• EXERCISE GOAL
Go through the records below line by line. Count the lines with "must" and give the count alone.

(Saved entries)
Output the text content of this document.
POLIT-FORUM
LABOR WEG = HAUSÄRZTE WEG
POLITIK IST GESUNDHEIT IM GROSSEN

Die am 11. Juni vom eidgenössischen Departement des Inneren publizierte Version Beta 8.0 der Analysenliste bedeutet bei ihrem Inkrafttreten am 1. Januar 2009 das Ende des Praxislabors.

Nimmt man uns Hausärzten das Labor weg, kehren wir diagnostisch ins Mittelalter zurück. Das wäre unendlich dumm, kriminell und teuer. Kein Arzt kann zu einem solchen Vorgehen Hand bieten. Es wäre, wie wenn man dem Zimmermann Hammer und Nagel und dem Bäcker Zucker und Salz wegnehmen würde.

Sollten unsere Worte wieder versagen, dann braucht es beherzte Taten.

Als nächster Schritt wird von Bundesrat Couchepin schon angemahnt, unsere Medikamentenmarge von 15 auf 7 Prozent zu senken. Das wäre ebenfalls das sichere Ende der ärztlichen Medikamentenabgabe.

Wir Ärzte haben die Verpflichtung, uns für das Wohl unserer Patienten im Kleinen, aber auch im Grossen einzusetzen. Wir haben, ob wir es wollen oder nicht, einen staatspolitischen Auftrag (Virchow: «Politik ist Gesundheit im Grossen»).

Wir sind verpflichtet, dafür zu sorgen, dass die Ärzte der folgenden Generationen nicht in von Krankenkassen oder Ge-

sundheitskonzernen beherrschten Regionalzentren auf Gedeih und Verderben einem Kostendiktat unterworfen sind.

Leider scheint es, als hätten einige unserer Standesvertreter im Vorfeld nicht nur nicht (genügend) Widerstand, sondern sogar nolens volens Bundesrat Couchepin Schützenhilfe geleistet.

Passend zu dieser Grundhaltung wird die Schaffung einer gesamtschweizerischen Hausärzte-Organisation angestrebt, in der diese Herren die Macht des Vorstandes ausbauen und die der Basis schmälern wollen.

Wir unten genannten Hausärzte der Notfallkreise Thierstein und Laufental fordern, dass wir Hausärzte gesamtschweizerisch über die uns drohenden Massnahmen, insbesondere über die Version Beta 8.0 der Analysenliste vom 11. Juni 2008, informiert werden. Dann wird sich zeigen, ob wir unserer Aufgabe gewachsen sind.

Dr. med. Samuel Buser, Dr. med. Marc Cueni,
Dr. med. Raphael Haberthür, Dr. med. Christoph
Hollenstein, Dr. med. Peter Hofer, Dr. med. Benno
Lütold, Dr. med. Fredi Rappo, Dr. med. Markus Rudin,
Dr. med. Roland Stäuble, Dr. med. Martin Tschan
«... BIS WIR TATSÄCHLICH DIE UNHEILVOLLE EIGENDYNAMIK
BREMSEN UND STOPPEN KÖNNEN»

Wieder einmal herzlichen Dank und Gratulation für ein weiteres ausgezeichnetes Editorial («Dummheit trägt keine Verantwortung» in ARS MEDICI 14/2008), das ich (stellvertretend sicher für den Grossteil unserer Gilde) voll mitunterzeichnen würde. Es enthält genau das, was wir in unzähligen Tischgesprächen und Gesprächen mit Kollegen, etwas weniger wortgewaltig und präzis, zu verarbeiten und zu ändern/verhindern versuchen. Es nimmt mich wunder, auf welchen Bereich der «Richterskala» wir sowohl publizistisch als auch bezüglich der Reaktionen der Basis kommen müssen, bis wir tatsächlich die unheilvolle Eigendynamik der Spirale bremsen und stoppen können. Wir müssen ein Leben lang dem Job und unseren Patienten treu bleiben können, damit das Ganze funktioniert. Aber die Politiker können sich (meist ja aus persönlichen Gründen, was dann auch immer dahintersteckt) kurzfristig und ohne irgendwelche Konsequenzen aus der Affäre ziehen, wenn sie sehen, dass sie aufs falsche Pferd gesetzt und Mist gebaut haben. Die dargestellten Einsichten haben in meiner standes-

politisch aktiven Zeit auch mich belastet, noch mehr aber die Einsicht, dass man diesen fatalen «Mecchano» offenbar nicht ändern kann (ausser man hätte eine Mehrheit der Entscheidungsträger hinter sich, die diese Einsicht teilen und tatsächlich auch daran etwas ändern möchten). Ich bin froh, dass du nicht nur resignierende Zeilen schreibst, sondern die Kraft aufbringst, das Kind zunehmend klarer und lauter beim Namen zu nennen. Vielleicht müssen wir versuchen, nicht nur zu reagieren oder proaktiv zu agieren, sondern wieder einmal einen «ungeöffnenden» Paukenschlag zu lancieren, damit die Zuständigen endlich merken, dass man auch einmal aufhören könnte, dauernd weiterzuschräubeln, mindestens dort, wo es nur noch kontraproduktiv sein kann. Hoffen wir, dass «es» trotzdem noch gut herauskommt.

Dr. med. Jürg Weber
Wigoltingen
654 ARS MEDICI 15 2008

* * *

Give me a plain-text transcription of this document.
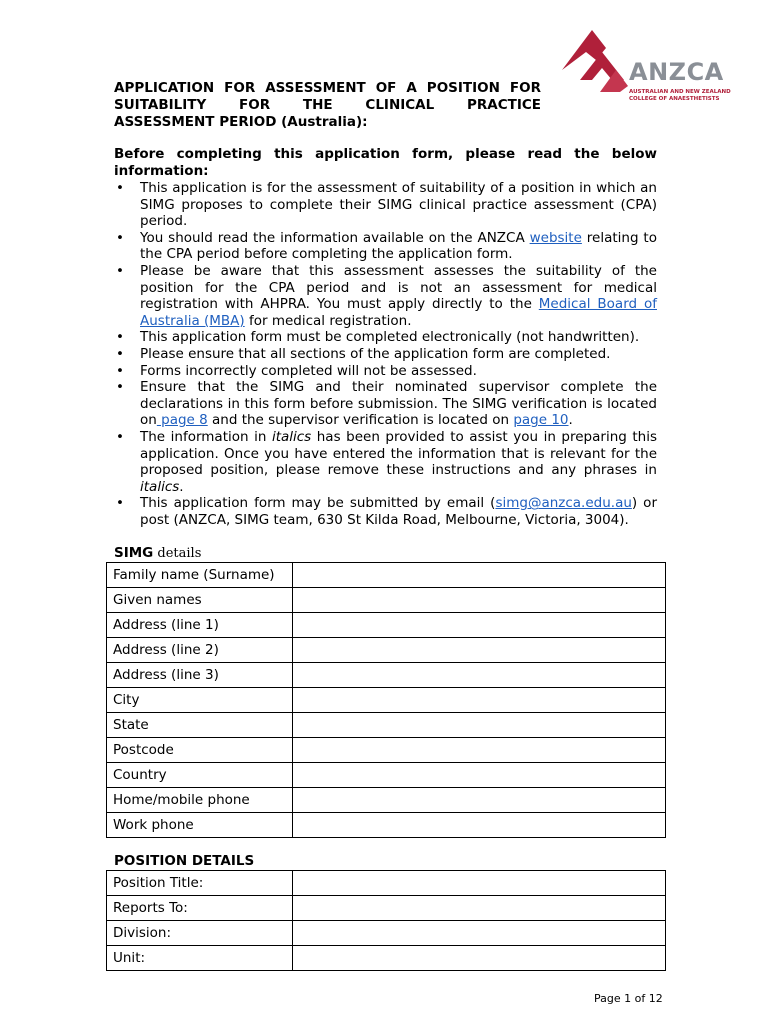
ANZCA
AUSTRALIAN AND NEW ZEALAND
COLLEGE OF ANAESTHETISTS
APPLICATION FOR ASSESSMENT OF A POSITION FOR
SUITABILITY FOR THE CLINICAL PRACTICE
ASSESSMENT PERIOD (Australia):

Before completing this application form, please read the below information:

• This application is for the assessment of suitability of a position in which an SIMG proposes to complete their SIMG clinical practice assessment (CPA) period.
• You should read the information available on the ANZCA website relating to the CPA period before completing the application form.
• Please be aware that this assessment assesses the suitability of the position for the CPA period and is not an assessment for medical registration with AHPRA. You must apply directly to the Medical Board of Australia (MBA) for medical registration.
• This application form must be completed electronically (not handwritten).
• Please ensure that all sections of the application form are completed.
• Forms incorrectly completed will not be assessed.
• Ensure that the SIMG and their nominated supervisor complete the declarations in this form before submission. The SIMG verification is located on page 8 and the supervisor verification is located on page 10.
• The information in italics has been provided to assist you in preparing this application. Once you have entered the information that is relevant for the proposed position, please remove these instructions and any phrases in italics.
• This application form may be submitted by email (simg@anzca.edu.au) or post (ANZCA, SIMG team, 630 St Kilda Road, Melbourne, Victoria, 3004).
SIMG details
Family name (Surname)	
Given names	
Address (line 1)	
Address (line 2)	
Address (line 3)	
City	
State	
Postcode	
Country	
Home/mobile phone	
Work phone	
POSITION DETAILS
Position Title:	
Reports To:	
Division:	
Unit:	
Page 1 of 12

• TASK ANSWER
2